• GIVEN TASK: Skip the images. Copy the records exactly as written.

Dataset entries:
::::::::
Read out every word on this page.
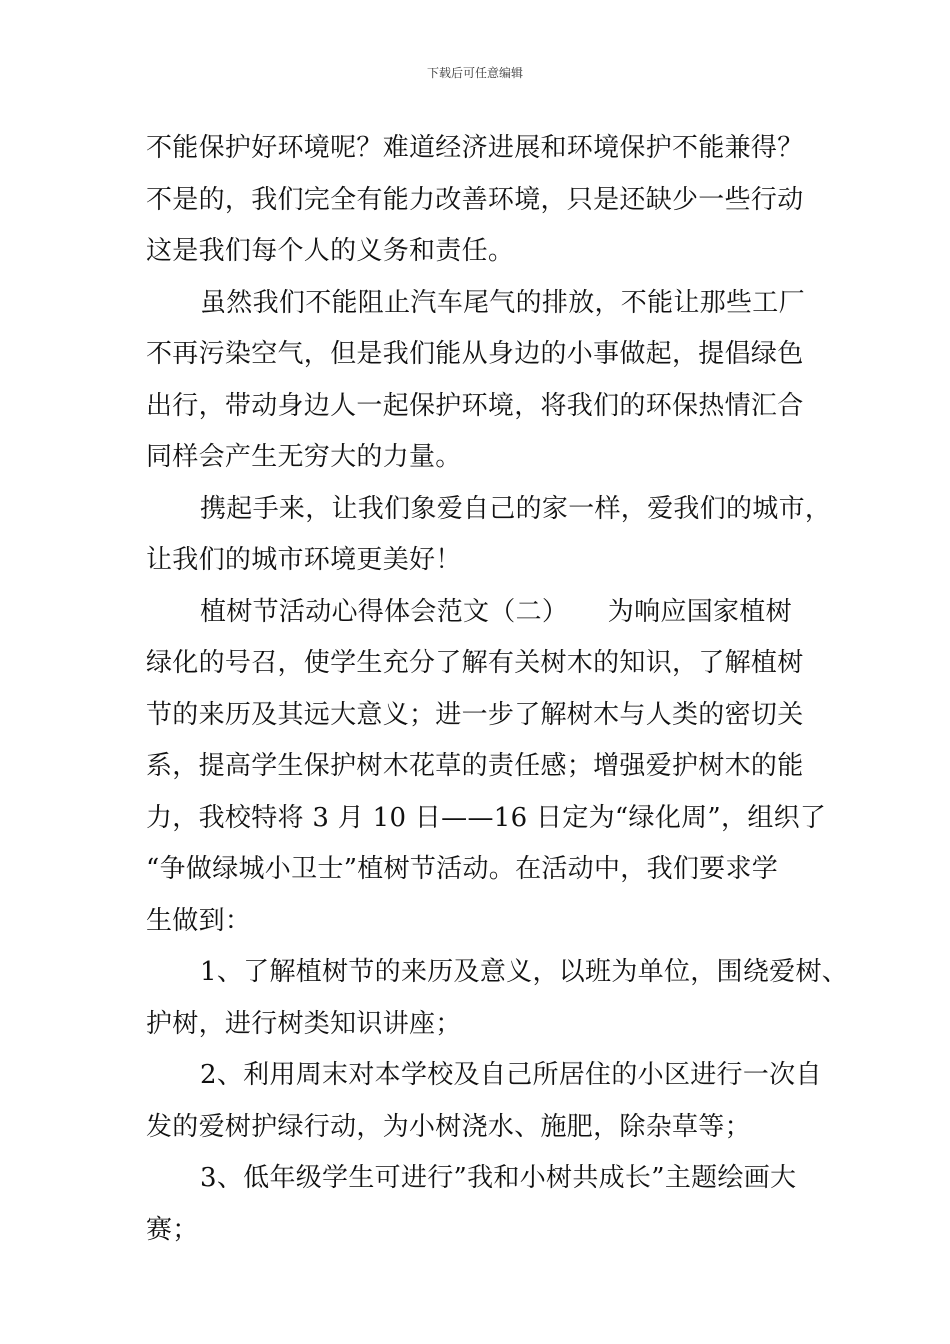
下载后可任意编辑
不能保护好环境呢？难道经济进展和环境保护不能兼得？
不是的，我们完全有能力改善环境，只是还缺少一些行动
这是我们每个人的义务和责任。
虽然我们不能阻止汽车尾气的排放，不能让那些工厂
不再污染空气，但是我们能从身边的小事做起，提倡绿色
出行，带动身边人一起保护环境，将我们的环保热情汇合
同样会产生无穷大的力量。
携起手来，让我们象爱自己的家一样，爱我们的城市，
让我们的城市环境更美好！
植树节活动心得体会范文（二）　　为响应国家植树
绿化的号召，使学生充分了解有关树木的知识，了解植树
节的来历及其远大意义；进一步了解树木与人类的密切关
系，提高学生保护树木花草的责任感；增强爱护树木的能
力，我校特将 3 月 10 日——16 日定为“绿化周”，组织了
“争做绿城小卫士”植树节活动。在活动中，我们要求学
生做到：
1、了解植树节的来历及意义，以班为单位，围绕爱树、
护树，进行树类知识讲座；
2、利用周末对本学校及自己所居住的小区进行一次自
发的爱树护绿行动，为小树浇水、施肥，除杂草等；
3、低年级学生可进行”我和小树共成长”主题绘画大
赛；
::::::::
• ANSWER TO THIS TASK:
Read out every word on this page.
下载后可任意编辑
不能保护好环境呢？难道经济进展和环境保护不能兼得？
不是的，我们完全有能力改善环境，只是还缺少一些行动
这是我们每个人的义务和责任。
虽然我们不能阻止汽车尾气的排放，不能让那些工厂
不再污染空气，但是我们能从身边的小事做起，提倡绿色
出行，带动身边人一起保护环境，将我们的环保热情汇合
同样会产生无穷大的力量。
携起手来，让我们象爱自己的家一样，爱我们的城市，
让我们的城市环境更美好！
植树节活动心得体会范文（二）　　为响应国家植树
绿化的号召，使学生充分了解有关树木的知识，了解植树
节的来历及其远大意义；进一步了解树木与人类的密切关
系，提高学生保护树木花草的责任感；增强爱护树木的能
力，我校特将 3 月 10 日——16 日定为“绿化周”，组织了
“争做绿城小卫士”植树节活动。在活动中，我们要求学
生做到：
1、了解植树节的来历及意义，以班为单位，围绕爱树、
护树，进行树类知识讲座；
2、利用周末对本学校及自己所居住的小区进行一次自
发的爱树护绿行动，为小树浇水、施肥，除杂草等；
3、低年级学生可进行”我和小树共成长”主题绘画大
赛；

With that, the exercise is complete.